### THE TASK
Leave out the pictures and repeat the data exactly.

### Extracted data entries
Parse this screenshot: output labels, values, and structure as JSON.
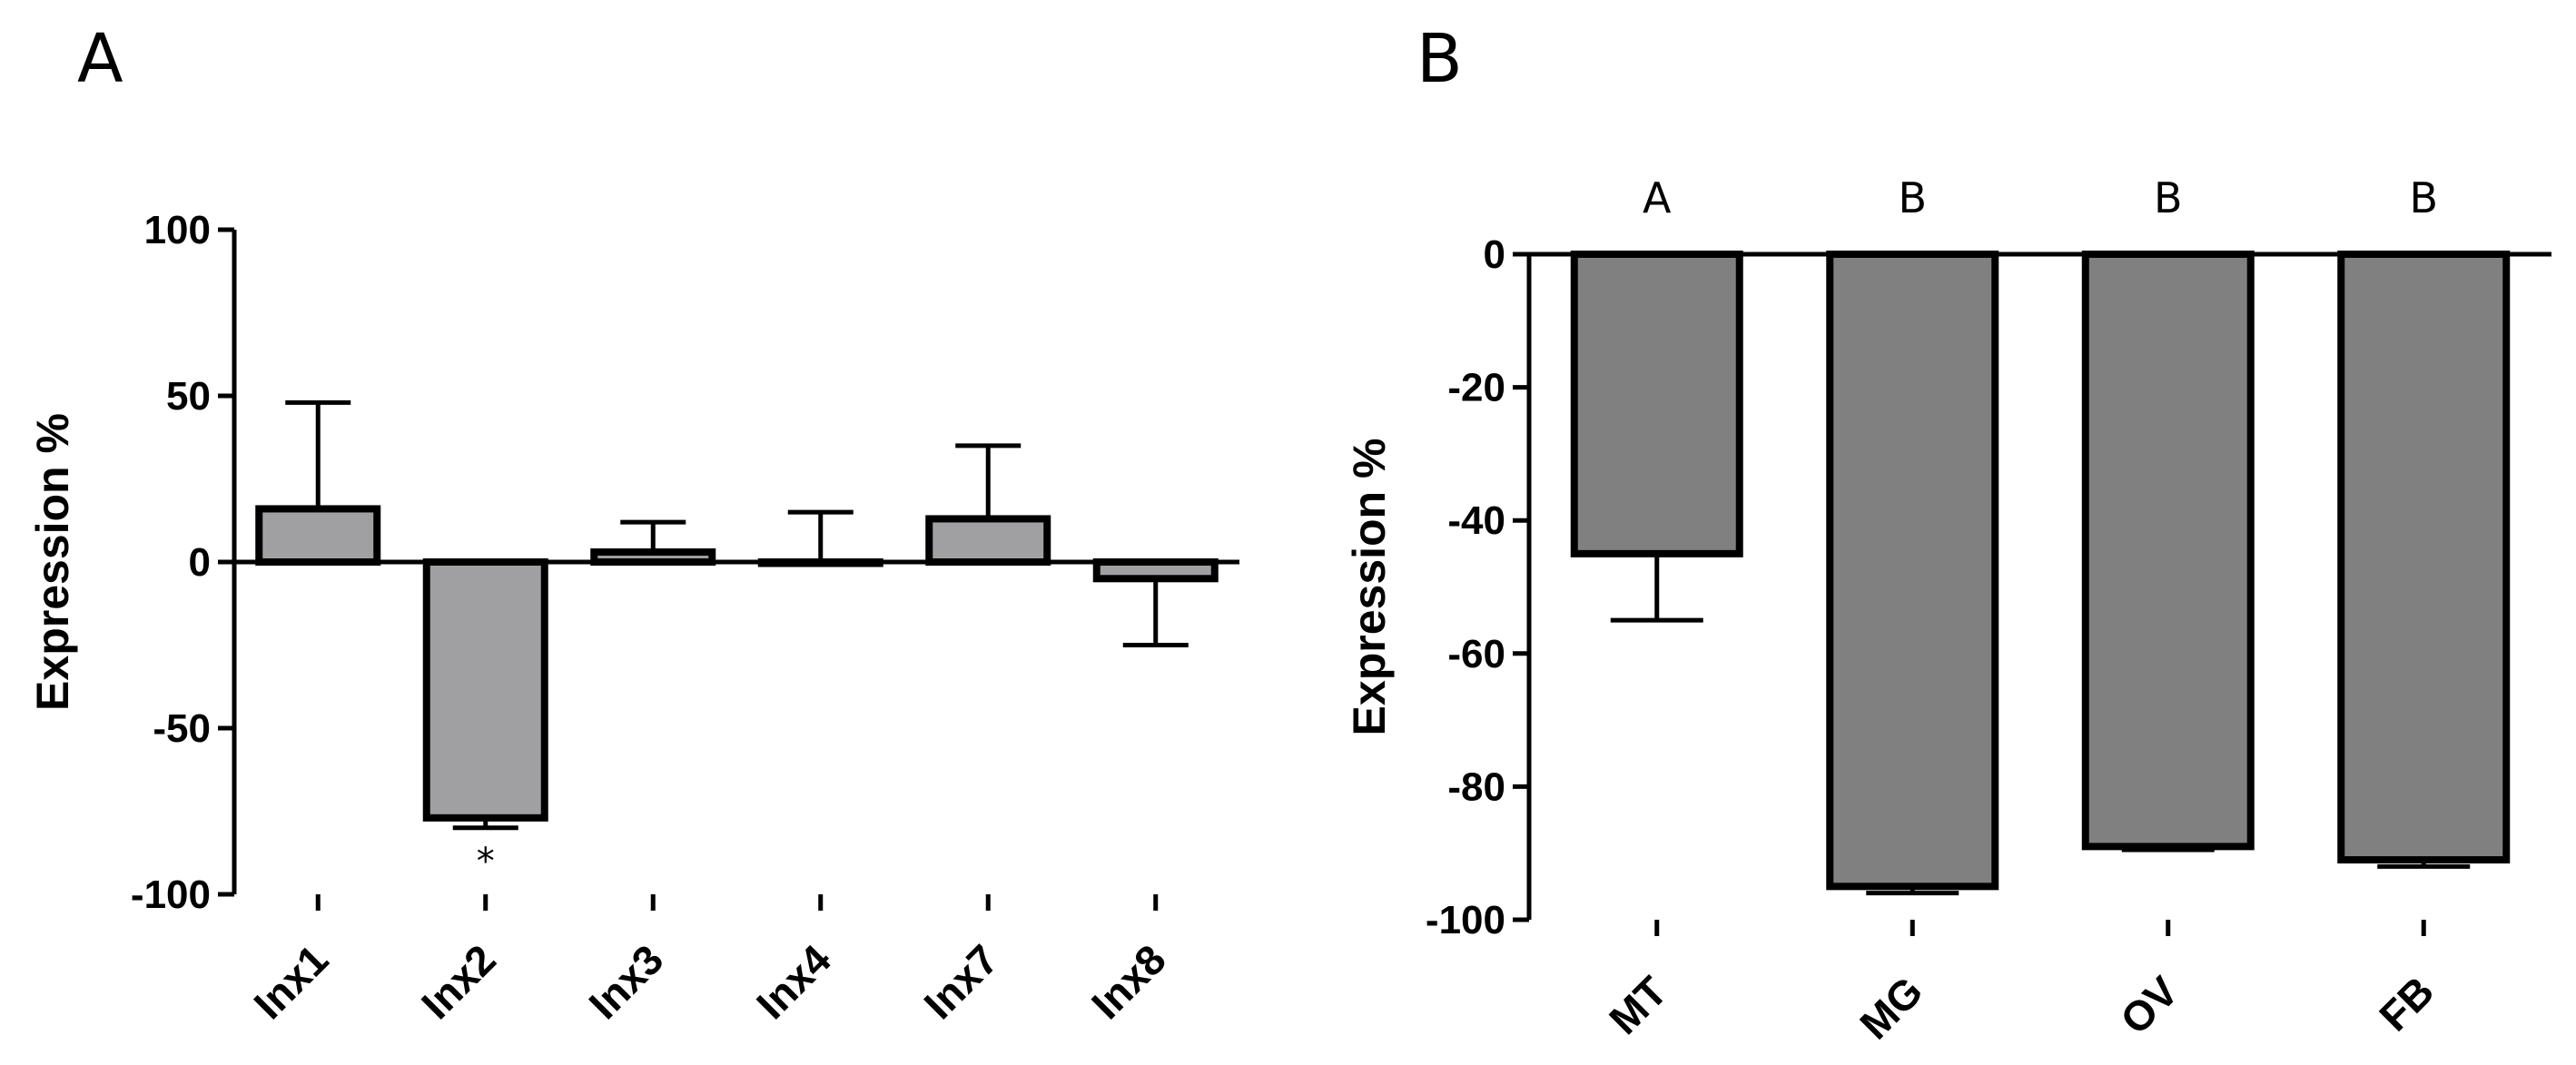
{
  "colors": {
    "bar_a": "#a0a0a2",
    "bar_b": "#808080",
    "stroke": "#000000"
  },
  "chart_data": [
    {
      "panel": "A",
      "type": "bar",
      "categories": [
        "Inx1",
        "Inx2",
        "Inx3",
        "Inx4",
        "Inx7",
        "Inx8"
      ],
      "values": [
        16,
        -77,
        3,
        0,
        13,
        -5
      ],
      "errors": [
        32,
        3,
        9,
        15,
        22,
        20
      ],
      "annotations": [
        "",
        "*",
        "",
        "",
        "",
        ""
      ],
      "ylabel": "Expression %",
      "ylim": [
        -100,
        100
      ],
      "yticks": [
        100,
        50,
        0,
        -50,
        -100
      ],
      "ytick_labels": [
        "100",
        "50",
        "0",
        "-50",
        "-100"
      ]
    },
    {
      "panel": "B",
      "type": "bar",
      "categories": [
        "MT",
        "MG",
        "OV",
        "FB"
      ],
      "values": [
        -45,
        -95,
        -89,
        -91
      ],
      "errors": [
        10,
        1,
        0.5,
        1
      ],
      "annotations": [
        "A",
        "B",
        "B",
        "B"
      ],
      "ylabel": "Expression %",
      "ylim": [
        -100,
        0
      ],
      "yticks": [
        0,
        -20,
        -40,
        -60,
        -80,
        -100
      ],
      "ytick_labels": [
        "0",
        "-20",
        "-40",
        "-60",
        "-80",
        "-100"
      ]
    }
  ]
}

### ANSWER TO THIS EXERCISE
Parse this screenshot: output labels, values, and structure as JSON.
{
  "colors": {
    "bar_a": "#a0a0a2",
    "bar_b": "#808080",
    "stroke": "#000000"
  },
  "chart_data": [
    {
      "panel": "A",
      "type": "bar",
      "categories": [
        "Inx1",
        "Inx2",
        "Inx3",
        "Inx4",
        "Inx7",
        "Inx8"
      ],
      "values": [
        16,
        -77,
        3,
        0,
        13,
        -5
      ],
      "errors": [
        32,
        3,
        9,
        15,
        22,
        20
      ],
      "annotations": [
        "",
        "*",
        "",
        "",
        "",
        ""
      ],
      "ylabel": "Expression %",
      "ylim": [
        -100,
        100
      ],
      "yticks": [
        100,
        50,
        0,
        -50,
        -100
      ],
      "ytick_labels": [
        "100",
        "50",
        "0",
        "-50",
        "-100"
      ]
    },
    {
      "panel": "B",
      "type": "bar",
      "categories": [
        "MT",
        "MG",
        "OV",
        "FB"
      ],
      "values": [
        -45,
        -95,
        -89,
        -91
      ],
      "errors": [
        10,
        1,
        0.5,
        1
      ],
      "annotations": [
        "A",
        "B",
        "B",
        "B"
      ],
      "ylabel": "Expression %",
      "ylim": [
        -100,
        0
      ],
      "yticks": [
        0,
        -20,
        -40,
        -60,
        -80,
        -100
      ],
      "ytick_labels": [
        "0",
        "-20",
        "-40",
        "-60",
        "-80",
        "-100"
      ]
    }
  ]
}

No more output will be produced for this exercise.